* [Bloco de texto]
A Equidade e a Matemática

A Equidade e a Matemática

Cris Marangon

21 Junho 2018 | 15h14

As capacidades matemáticas fazem parte da evolução da espécie humana e, portanto, todos os seres humanos são capazes de aprender conteúdos matemáticos em altos níveis

por Ya Jen Chang*

Na sociedade, temos a percepção de que certas áreas do conhecimento exigem um nível de inteligência maior do que outras. A Matemática, por exemplo, é uma das áreas em que essa percepção de status é mais fortemente destacada. Os sistemas educacionais promovem a ideia de que os sujeitos rápidos em Matemática são mais inteligentes. No entanto, pesquisadores apontam que todos os seres humanos são capazes de aprender conteúdos matemáticos de altos níveis.

* [Partes do exercício]
**1)** Responda com base no texto sobre equidade e matemática:
(a) Que nome vem depois da palavra "por"?
(b) Em que data e horário o texto foi publicado?
(c) Que área do conhecimento é citada como exemplo da percepção de status?
**2)** Liste todas as formas diferentes da palavra "matemática" (variando em gênero ou número) que aparecem no texto sobre equidade e matemática.
Os itens não têm relação com o texto sobre equidade e matemática.

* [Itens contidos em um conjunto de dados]

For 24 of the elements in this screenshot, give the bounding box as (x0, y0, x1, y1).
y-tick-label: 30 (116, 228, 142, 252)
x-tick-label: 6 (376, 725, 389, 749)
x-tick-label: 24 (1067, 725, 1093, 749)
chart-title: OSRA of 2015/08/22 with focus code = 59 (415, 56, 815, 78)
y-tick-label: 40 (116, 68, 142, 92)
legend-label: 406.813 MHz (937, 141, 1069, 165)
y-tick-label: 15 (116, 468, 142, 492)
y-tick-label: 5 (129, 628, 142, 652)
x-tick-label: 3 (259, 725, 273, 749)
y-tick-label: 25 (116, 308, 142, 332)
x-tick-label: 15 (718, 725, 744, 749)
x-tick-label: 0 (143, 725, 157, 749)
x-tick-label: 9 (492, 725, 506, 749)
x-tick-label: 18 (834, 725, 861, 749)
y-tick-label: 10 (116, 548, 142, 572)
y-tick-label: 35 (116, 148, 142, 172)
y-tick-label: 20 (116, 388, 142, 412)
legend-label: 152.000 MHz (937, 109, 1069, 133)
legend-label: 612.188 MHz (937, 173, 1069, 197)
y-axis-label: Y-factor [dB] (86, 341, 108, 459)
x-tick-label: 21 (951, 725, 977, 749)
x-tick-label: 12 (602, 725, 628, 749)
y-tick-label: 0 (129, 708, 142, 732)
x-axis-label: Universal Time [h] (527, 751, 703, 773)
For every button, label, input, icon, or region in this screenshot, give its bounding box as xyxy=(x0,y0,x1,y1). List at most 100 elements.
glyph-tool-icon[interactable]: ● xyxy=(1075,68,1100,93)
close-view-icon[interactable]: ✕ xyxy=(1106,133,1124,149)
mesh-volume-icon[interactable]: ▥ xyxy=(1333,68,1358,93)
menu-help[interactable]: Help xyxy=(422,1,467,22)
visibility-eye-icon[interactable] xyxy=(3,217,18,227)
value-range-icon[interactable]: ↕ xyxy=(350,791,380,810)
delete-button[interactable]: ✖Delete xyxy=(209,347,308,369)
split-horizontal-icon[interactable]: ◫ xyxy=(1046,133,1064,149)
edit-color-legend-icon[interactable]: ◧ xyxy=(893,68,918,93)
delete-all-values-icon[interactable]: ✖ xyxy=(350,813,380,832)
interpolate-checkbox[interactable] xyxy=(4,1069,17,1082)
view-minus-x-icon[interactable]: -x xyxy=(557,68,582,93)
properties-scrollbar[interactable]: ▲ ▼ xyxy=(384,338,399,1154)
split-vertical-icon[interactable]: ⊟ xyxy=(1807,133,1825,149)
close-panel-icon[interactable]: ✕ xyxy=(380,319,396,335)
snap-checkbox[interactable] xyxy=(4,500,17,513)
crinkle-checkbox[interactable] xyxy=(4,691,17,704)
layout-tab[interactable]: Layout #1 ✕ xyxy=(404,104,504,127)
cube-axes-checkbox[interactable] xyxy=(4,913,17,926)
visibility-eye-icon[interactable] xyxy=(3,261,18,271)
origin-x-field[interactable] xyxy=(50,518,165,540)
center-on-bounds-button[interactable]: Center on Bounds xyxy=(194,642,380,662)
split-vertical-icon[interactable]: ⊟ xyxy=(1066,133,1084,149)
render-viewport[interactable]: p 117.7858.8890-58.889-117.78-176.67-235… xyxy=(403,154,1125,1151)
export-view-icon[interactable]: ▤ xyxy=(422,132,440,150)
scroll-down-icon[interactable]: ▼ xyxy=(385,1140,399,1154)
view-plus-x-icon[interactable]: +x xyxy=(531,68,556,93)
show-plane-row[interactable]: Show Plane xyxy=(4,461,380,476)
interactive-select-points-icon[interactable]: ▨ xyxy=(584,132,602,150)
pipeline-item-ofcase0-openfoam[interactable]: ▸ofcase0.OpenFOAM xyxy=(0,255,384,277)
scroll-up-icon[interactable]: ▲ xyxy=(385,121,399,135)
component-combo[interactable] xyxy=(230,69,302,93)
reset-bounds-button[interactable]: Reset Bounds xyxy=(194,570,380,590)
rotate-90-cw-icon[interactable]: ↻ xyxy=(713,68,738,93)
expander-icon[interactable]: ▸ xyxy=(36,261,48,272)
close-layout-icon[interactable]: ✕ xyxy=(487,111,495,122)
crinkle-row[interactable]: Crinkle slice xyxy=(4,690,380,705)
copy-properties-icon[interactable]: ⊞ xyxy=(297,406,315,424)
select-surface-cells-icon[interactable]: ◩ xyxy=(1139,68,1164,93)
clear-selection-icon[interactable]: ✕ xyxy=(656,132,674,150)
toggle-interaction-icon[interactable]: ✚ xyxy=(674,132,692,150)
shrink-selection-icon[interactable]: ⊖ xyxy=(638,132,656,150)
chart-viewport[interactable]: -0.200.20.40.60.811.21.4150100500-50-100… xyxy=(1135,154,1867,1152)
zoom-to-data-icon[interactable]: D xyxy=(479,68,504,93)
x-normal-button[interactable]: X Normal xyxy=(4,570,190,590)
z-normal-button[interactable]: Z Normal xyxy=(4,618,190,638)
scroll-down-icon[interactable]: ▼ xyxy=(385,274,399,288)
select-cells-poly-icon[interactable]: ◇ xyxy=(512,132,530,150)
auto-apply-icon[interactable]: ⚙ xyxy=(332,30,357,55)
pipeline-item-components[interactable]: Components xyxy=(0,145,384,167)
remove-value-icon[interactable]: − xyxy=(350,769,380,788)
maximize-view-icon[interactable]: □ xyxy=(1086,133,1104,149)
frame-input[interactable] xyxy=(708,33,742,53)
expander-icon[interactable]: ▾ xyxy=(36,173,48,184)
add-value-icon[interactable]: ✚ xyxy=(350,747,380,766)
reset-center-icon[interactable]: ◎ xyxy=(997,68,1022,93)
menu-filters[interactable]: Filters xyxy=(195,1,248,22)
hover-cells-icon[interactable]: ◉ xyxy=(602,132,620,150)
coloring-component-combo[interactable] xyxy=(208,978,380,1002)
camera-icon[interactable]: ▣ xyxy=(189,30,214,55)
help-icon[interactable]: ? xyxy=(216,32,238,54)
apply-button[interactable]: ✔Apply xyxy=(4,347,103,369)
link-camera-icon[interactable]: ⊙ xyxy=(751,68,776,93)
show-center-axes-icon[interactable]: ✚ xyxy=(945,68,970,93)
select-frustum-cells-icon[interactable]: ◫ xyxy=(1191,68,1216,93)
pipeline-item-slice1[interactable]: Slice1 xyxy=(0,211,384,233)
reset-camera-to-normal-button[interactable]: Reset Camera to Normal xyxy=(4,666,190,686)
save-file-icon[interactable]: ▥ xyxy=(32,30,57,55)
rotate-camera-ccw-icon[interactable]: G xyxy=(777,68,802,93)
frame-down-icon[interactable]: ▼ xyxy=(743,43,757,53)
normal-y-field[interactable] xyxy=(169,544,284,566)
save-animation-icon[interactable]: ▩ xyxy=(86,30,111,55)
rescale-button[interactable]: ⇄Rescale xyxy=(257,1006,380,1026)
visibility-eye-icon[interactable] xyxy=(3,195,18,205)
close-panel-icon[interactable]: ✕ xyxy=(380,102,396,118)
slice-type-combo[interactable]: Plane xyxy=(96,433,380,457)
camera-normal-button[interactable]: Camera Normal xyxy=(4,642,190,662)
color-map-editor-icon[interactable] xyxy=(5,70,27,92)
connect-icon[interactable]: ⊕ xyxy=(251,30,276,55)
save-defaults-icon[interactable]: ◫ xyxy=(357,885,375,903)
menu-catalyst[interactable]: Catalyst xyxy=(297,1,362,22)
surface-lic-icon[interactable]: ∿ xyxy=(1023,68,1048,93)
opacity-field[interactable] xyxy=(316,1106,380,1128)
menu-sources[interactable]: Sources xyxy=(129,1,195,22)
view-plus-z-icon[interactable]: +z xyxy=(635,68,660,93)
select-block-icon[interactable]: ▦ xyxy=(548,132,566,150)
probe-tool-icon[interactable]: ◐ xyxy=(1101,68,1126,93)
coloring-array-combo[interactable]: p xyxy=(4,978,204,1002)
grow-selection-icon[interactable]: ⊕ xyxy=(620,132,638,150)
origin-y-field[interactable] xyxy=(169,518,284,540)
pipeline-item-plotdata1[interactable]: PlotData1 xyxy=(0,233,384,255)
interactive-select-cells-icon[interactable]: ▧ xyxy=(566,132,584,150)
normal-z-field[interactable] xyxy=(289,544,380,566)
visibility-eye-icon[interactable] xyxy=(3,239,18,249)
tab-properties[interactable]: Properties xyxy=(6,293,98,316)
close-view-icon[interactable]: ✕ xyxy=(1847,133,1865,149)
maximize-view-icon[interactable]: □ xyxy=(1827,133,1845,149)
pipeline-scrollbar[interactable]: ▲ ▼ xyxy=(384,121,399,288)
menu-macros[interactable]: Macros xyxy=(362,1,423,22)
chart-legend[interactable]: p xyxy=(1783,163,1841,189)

* [Resultados do exercício]
**1)**
(a) Ya Jen Chang.
(b) Em 21 de junho de 2018, às 15h14.
(c) A Matemática.

**2)** Matemática, matemáticas, matemáticos.